* Task
Give a verbatim copy of the lines below, minus the pictures.

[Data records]

───

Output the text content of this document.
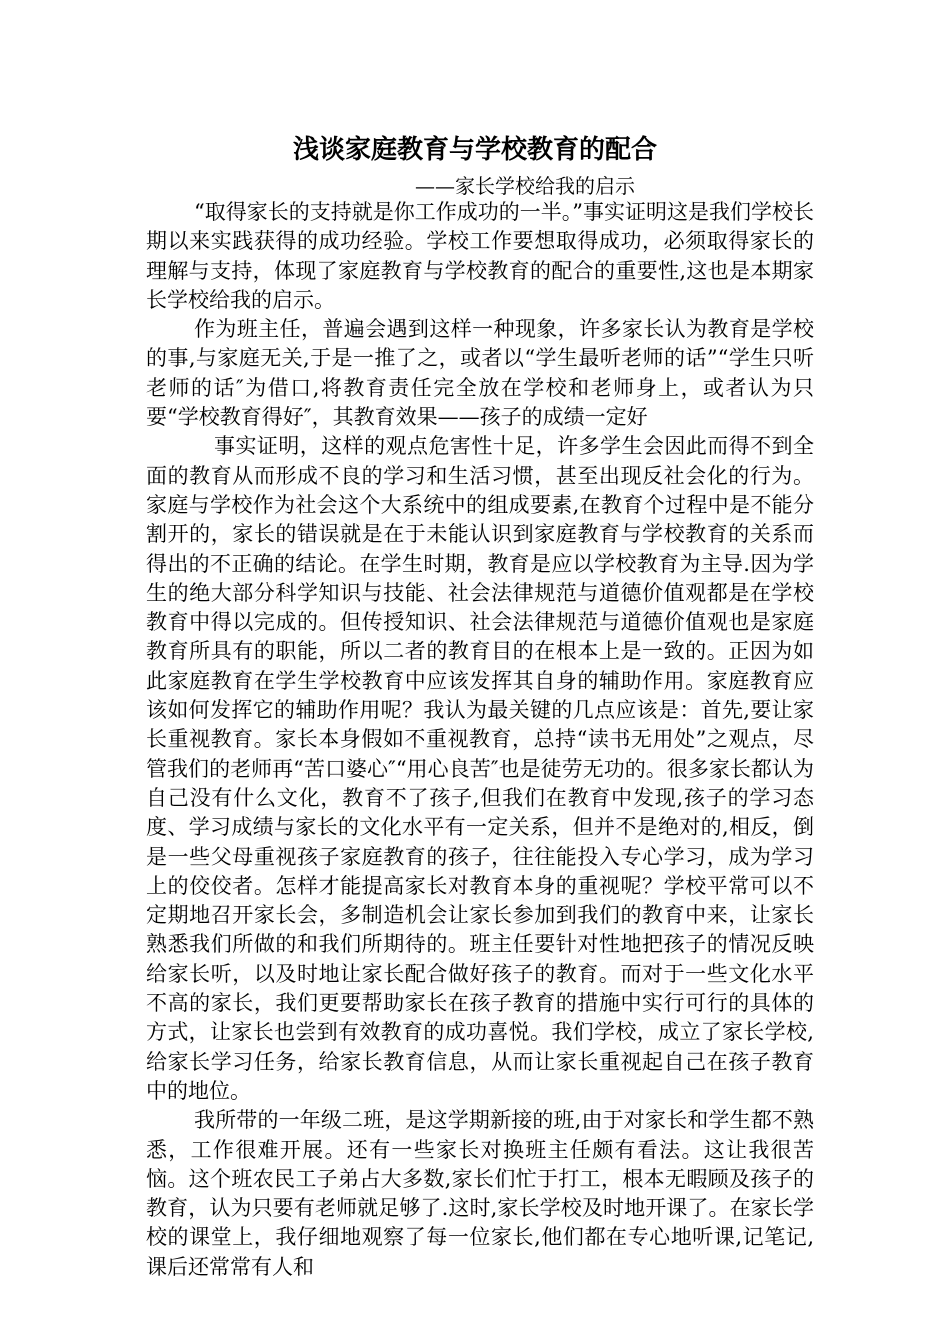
浅谈家庭教育与学校教育的配合

——家长学校给我的启示

“取得家长的支持就是你工作成功的一半。”事实证明这是我们学校长期以来实践获得的成功经验。学校工作要想取得成功，必须取得家长的理解与支持，体现了家庭教育与学校教育的配合的重要性,这也是本期家长学校给我的启示。

作为班主任，普遍会遇到这样一种现象，许多家长认为教育是学校的事,与家庭无关,于是一推了之，或者以“学生最听老师的话”“学生只听老师的话″为借口,将教育责任完全放在学校和老师身上，或者认为只要“学校教育得好″，其教育效果——孩子的成绩一定好

事实证明，这样的观点危害性十足，许多学生会因此而得不到全面的教育从而形成不良的学习和生活习惯，甚至出现反社会化的行为。家庭与学校作为社会这个大系统中的组成要素,在教育个过程中是不能分割开的，家长的错误就是在于未能认识到家庭教育与学校教育的关系而得出的不正确的结论。在学生时期，教育是应以学校教育为主导.因为学生的绝大部分科学知识与技能、社会法律规范与道德价值观都是在学校教育中得以完成的。但传授知识、社会法律规范与道德价值观也是家庭教育所具有的职能，所以二者的教育目的在根本上是一致的。正因为如此家庭教育在学生学校教育中应该发挥其自身的辅助作用。家庭教育应该如何发挥它的辅助作用呢？我认为最关键的几点应该是：首先,要让家长重视教育。家长本身假如不重视教育，总持“读书无用处”之观点，尽管我们的老师再“苦口婆心″“用心良苦″也是徒劳无功的。很多家长都认为自己没有什么文化，教育不了孩子,但我们在教育中发现,孩子的学习态度、学习成绩与家长的文化水平有一定关系，但并不是绝对的,相反，倒是一些父母重视孩子家庭教育的孩子，往往能投入专心学习，成为学习上的佼佼者。怎样才能提高家长对教育本身的重视呢？学校平常可以不定期地召开家长会，多制造机会让家长参加到我们的教育中来，让家长熟悉我们所做的和我们所期待的。班主任要针对性地把孩子的情况反映给家长听，以及时地让家长配合做好孩子的教育。而对于一些文化水平不高的家长，我们更要帮助家长在孩子教育的措施中实行可行的具体的方式，让家长也尝到有效教育的成功喜悦。我们学校，成立了家长学校,给家长学习任务，给家长教育信息，从而让家长重视起自己在孩子教育中的地位。

我所带的一年级二班，是这学期新接的班,由于对家长和学生都不熟悉，工作很难开展。还有一些家长对换班主任颇有看法。这让我很苦恼。这个班农民工子弟占大多数,家长们忙于打工，根本无暇顾及孩子的教育，认为只要有老师就足够了.这时,家长学校及时地开课了。在家长学校的课堂上，我仔细地观察了每一位家长,他们都在专心地听课,记笔记,课后还常常有人和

───

* Exercise response
Output the text content of this document.
浅谈家庭教育与学校教育的配合

——家长学校给我的启示

“取得家长的支持就是你工作成功的一半。”事实证明这是我们学校长期以来实践获得的成功经验。学校工作要想取得成功，必须取得家长的理解与支持，体现了家庭教育与学校教育的配合的重要性,这也是本期家长学校给我的启示。

作为班主任，普遍会遇到这样一种现象，许多家长认为教育是学校的事,与家庭无关,于是一推了之，或者以“学生最听老师的话”“学生只听老师的话″为借口,将教育责任完全放在学校和老师身上，或者认为只要“学校教育得好″，其教育效果——孩子的成绩一定好

事实证明，这样的观点危害性十足，许多学生会因此而得不到全面的教育从而形成不良的学习和生活习惯，甚至出现反社会化的行为。家庭与学校作为社会这个大系统中的组成要素,在教育个过程中是不能分割开的，家长的错误就是在于未能认识到家庭教育与学校教育的关系而得出的不正确的结论。在学生时期，教育是应以学校教育为主导.因为学生的绝大部分科学知识与技能、社会法律规范与道德价值观都是在学校教育中得以完成的。但传授知识、社会法律规范与道德价值观也是家庭教育所具有的职能，所以二者的教育目的在根本上是一致的。正因为如此家庭教育在学生学校教育中应该发挥其自身的辅助作用。家庭教育应该如何发挥它的辅助作用呢？我认为最关键的几点应该是：首先,要让家长重视教育。家长本身假如不重视教育，总持“读书无用处”之观点，尽管我们的老师再“苦口婆心″“用心良苦″也是徒劳无功的。很多家长都认为自己没有什么文化，教育不了孩子,但我们在教育中发现,孩子的学习态度、学习成绩与家长的文化水平有一定关系，但并不是绝对的,相反，倒是一些父母重视孩子家庭教育的孩子，往往能投入专心学习，成为学习上的佼佼者。怎样才能提高家长对教育本身的重视呢？学校平常可以不定期地召开家长会，多制造机会让家长参加到我们的教育中来，让家长熟悉我们所做的和我们所期待的。班主任要针对性地把孩子的情况反映给家长听，以及时地让家长配合做好孩子的教育。而对于一些文化水平不高的家长，我们更要帮助家长在孩子教育的措施中实行可行的具体的方式，让家长也尝到有效教育的成功喜悦。我们学校，成立了家长学校,给家长学习任务，给家长教育信息，从而让家长重视起自己在孩子教育中的地位。

我所带的一年级二班，是这学期新接的班,由于对家长和学生都不熟悉，工作很难开展。还有一些家长对换班主任颇有看法。这让我很苦恼。这个班农民工子弟占大多数,家长们忙于打工，根本无暇顾及孩子的教育，认为只要有老师就足够了.这时,家长学校及时地开课了。在家长学校的课堂上，我仔细地观察了每一位家长,他们都在专心地听课,记笔记,课后还常常有人和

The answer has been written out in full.